"Des comportements qui ne sont pas acceptables" : que peut changer l'inflexion du discours de l'exécutif sur les violences policières ?
Emmanuel Macron veut rapidement des "propositions pour améliorer la déontologie" des forces de l'ordre, accusées de brutalité. Christophe Castaner les appelle à "l'exemplarité"... Le changement de ton est significatif. Pour autant, il ne présage pas une évolution sur le terrain.
On ne l'attendait pas sur ce sujet. En déplacement à Pau (Pyrénées-Atlantiques), mardi 14 janvier, Emmanuel Macron a pourtant décidé que le moment était venu de s'exprimer sur les violences policières, sans toutefois employer cette expression. Pour le président de la République, il y a urgence face à des "comportements, pas acceptables, (qui) ont été ou vus ou pointés", car ils peuvent "atteindre la crédibilité et la dignité" des forces de l'ordre. "Il ne faut avoir aucune complaisance", a-t-il asséné, tout en déplorant "la violence et le nihilisme politique" qu'expriment selon lui certains manifestants. Il a aussi enjoint au ministère de l'Intérieur de faire rapidement des "propositions très concrètes" pour "améliorer la déontologie" des forces de l'ordre.

→ Données fournies:
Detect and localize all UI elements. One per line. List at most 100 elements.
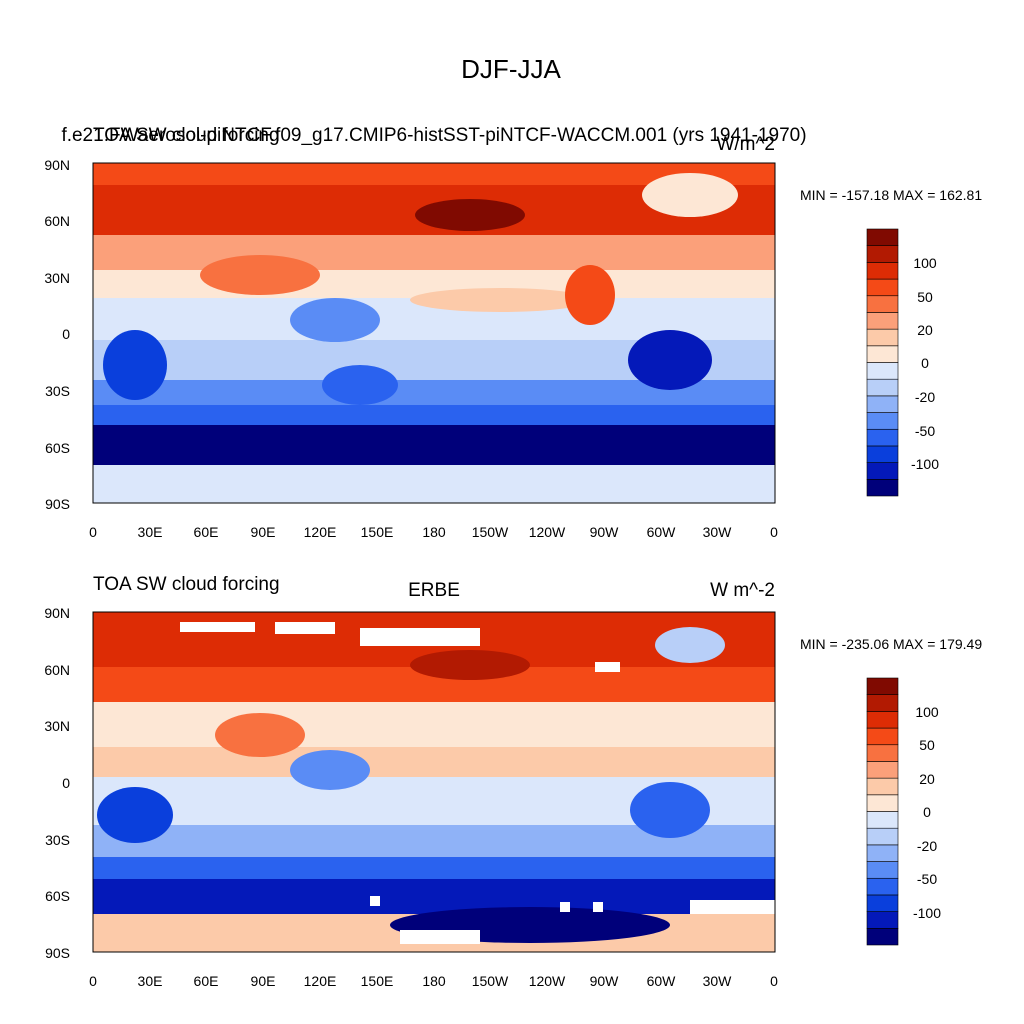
- colorbar-swatch: [866, 412, 899, 430]
- panel-1: TOA SW cloud forcing f.e21.FWaerosol-piN…: [44, 125, 982, 540]
- colorbar-label: 100: [915, 704, 939, 720]
- colorbar-label: -100: [913, 905, 941, 921]
- north-pacific-anomaly: [415, 199, 525, 231]
- panel-1-units: W/m^2: [716, 134, 775, 155]
- america-anomaly: [565, 265, 615, 325]
- y-tick: 90S: [45, 496, 70, 512]
- africa-anomaly: [97, 787, 173, 843]
- y-tick: 60N: [44, 662, 70, 678]
- australia-anomaly: [322, 365, 398, 405]
- colorbar-swatch: [866, 761, 899, 779]
- x-tick: 150W: [472, 973, 509, 989]
- band: [93, 857, 775, 879]
- colorbar-swatch: [866, 877, 899, 896]
- panel-2-left-title: TOA SW cloud forcing: [93, 574, 280, 595]
- colorbar-swatch: [866, 445, 899, 463]
- panel-2-x-ticks: 0 30E 60E 90E 120E 150E 180 150W 120W 90…: [89, 973, 778, 989]
- figure-title: DJF-JJA: [461, 54, 561, 84]
- x-tick: 30W: [703, 973, 733, 989]
- colorbar-label: 20: [919, 771, 935, 787]
- colorbar-swatch: [866, 711, 899, 729]
- panel-1-x-ticks: 0 30E 60E 90E 120E 150E 180 150W 120W 90…: [89, 524, 778, 540]
- x-tick: 150E: [361, 973, 394, 989]
- colorbar-swatch: [866, 345, 899, 363]
- x-tick: 60E: [194, 973, 219, 989]
- colorbar-swatch: [866, 928, 899, 946]
- south-america-anomaly: [628, 330, 712, 390]
- colorbar-swatch: [866, 744, 899, 762]
- panel-2-map: [93, 612, 775, 952]
- y-tick: 30S: [45, 383, 70, 399]
- x-tick: 30W: [703, 524, 733, 540]
- y-tick: 90N: [44, 605, 70, 621]
- missing-data: [593, 902, 603, 912]
- x-tick: 30E: [138, 973, 163, 989]
- missing-data: [690, 900, 775, 914]
- panel-2-colorbar: [866, 677, 899, 946]
- colorbar-label: 20: [917, 322, 933, 338]
- colorbar-swatch: [866, 811, 899, 829]
- y-tick: 60S: [45, 440, 70, 456]
- colorbar-swatch: [866, 827, 899, 846]
- colorbar-swatch: [866, 278, 899, 297]
- x-tick: 180: [422, 524, 446, 540]
- colorbar-label: -50: [917, 871, 937, 887]
- x-tick: 90E: [251, 524, 276, 540]
- pacific-anomaly: [410, 288, 590, 312]
- panel-1-colorbar-labels: 100 50 20 0 -20 -50 -100: [911, 255, 939, 472]
- colorbar-label: 0: [921, 355, 929, 371]
- y-tick: 90N: [44, 157, 70, 173]
- x-tick: 60W: [647, 973, 677, 989]
- x-tick: 120E: [304, 973, 337, 989]
- colorbar-swatch: [866, 395, 899, 413]
- missing-data: [560, 902, 570, 912]
- panel-1-title: f.e21.FWaerosol-piNTCF.f09_g17.CMIP6-his…: [61, 125, 806, 146]
- band: [93, 163, 775, 185]
- missing-data: [360, 628, 480, 646]
- colorbar-swatch: [866, 894, 899, 912]
- y-tick: 90S: [45, 945, 70, 961]
- colorbar-swatch: [866, 911, 899, 929]
- colorbar-label: -100: [911, 456, 939, 472]
- panel-1-frame: [92, 162, 776, 504]
- x-tick: 120E: [304, 524, 337, 540]
- south-america-anomaly: [630, 782, 710, 838]
- colorbar-swatch: [866, 694, 899, 712]
- colorbar-swatch: [866, 462, 899, 480]
- maritime-anomaly: [290, 750, 370, 790]
- x-tick: 120W: [529, 524, 566, 540]
- x-tick: 90W: [590, 973, 620, 989]
- y-tick: 0: [62, 326, 70, 342]
- colorbar-label: -20: [917, 838, 937, 854]
- x-tick: 0: [89, 973, 97, 989]
- y-tick: 0: [62, 775, 70, 791]
- y-tick: 60S: [45, 888, 70, 904]
- band: [93, 405, 775, 425]
- colorbar-swatch: [866, 295, 899, 313]
- colorbar-label: 0: [923, 804, 931, 820]
- colorbar-label: -20: [915, 389, 935, 405]
- x-tick: 30E: [138, 524, 163, 540]
- panel-2-frame: [92, 611, 776, 953]
- x-tick: 0: [89, 524, 97, 540]
- panel-1-left-title: TOA SW cloud forcing: [93, 125, 280, 146]
- colorbar-label: 100: [913, 255, 937, 271]
- colorbar-swatch: [866, 312, 899, 330]
- greenland-anomaly: [655, 627, 725, 663]
- y-tick: 30N: [44, 270, 70, 286]
- x-tick: 180: [422, 973, 446, 989]
- colorbar-swatch: [866, 228, 899, 246]
- missing-data: [400, 930, 480, 944]
- x-tick: 90W: [590, 524, 620, 540]
- colorbar-swatch: [866, 362, 899, 380]
- panel-2: TOA SW cloud forcing ERBE W m^-2: [44, 574, 982, 989]
- missing-data: [595, 662, 620, 672]
- colorbar-swatch: [866, 794, 899, 812]
- x-tick: 60W: [647, 524, 677, 540]
- colorbar-swatch: [866, 428, 899, 447]
- greenland-anomaly: [642, 173, 738, 217]
- colorbar-label: 50: [919, 737, 935, 753]
- y-tick: 30N: [44, 718, 70, 734]
- panel-2-units: W m^-2: [710, 580, 775, 601]
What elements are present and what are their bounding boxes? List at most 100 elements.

→ Problèmes à résoudre:
1: Recopiez l'article sur les violences policières entre « Emmanuel Macron veut » et « sur le terrain. », ces deux passages compris.
2: Répondez à ces questions sur l'article sur les violences policières :
(a) Dans quelle ville Emmanuel Macron se trouvait-il le mardi 14 janvier ?
(b) À quoi Christophe Castaner appelle-t-il les forces de l'ordre ?
(c) À quel ministère Emmanuel Macron a-t-il demandé des « propositions très concrètes » ?
3: Écrivez la suite de l'article sur les violences policières, en reprenant après sa dernière phrase.
Ces données viennent d'une autre source.

→ Ensemble des réponses:
1:
Emmanuel Macron veut rapidement des "propositions pour améliorer la déontologie" des forces de l'ordre, accusées de brutalité. Christophe Castaner les appelle à "l'exemplarité"... Le changement de ton est significatif. Pour autant, il ne présage pas une évolution sur le terrain.

2:
(a) À Pau (Pyrénées-Atlantiques).
(b) À « l'exemplarité ».
(c) Au ministère de l'Intérieur.

3:
La veille, Christophe Castaner avait, justement, consacré une bonne partie de ses vœux à la Police nationale au devoir "d'exemplarité" et à "l'éthique", face aux élèves de l'Ecole nationale supérieure des officiers de police (Ensop) de Cannes-Ecluse (Seine-et-Marne). "Ce n'est pas un changement radical, mais une évolution dans le ton", souligne le ministère de l'Intérieur auprès de franceinfo. Il s'agit d'une forme de rappel à l'ordre pour certains policiers. Ils ne sont pas tous visés : le ministre soutient toujours ses troupes."
"Nous allons voir ce qu'il y a à améliorer, de la formation aux techniques d'intervention", ajoute-t-on au ministère, après une rencontre avec la famille de Cédric Chouviat, qui demande l'interdiction du plaquage ventral et de la clé d'étranglement. Ce livreur de 42 ans est mort après son interpellation par des policiers, le 3 janvier à Paris.
"Le grand patron désavoue sa police"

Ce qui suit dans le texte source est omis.